Each entry below is to be duplicated verbatim.

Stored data
——
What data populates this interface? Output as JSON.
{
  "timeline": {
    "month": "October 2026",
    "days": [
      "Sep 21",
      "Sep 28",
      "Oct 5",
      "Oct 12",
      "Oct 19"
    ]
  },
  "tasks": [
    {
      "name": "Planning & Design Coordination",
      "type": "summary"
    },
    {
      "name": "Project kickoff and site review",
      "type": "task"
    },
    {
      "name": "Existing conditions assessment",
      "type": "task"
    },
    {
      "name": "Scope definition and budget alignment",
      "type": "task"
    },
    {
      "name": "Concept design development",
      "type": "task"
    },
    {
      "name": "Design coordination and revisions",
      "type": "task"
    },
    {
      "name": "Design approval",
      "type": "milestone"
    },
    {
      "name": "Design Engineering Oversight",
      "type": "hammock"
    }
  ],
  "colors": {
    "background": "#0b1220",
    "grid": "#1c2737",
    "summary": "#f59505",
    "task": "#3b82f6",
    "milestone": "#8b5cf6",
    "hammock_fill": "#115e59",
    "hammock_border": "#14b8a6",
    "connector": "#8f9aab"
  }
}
——
- Answer to this exercise
What data populates this interface? Output as JSON.
{
  "timeline": {
    "month": "October 2026",
    "days": [
      "Sep 21",
      "Sep 28",
      "Oct 5",
      "Oct 12",
      "Oct 19"
    ]
  },
  "tasks": [
    {
      "name": "Planning & Design Coordination",
      "type": "summary"
    },
    {
      "name": "Project kickoff and site review",
      "type": "task"
    },
    {
      "name": "Existing conditions assessment",
      "type": "task"
    },
    {
      "name": "Scope definition and budget alignment",
      "type": "task"
    },
    {
      "name": "Concept design development",
      "type": "task"
    },
    {
      "name": "Design coordination and revisions",
      "type": "task"
    },
    {
      "name": "Design approval",
      "type": "milestone"
    },
    {
      "name": "Design Engineering Oversight",
      "type": "hammock"
    }
  ],
  "colors": {
    "background": "#0b1220",
    "grid": "#1c2737",
    "summary": "#f59505",
    "task": "#3b82f6",
    "milestone": "#8b5cf6",
    "hammock_fill": "#115e59",
    "hammock_border": "#14b8a6",
    "connector": "#8f9aab"
  }
}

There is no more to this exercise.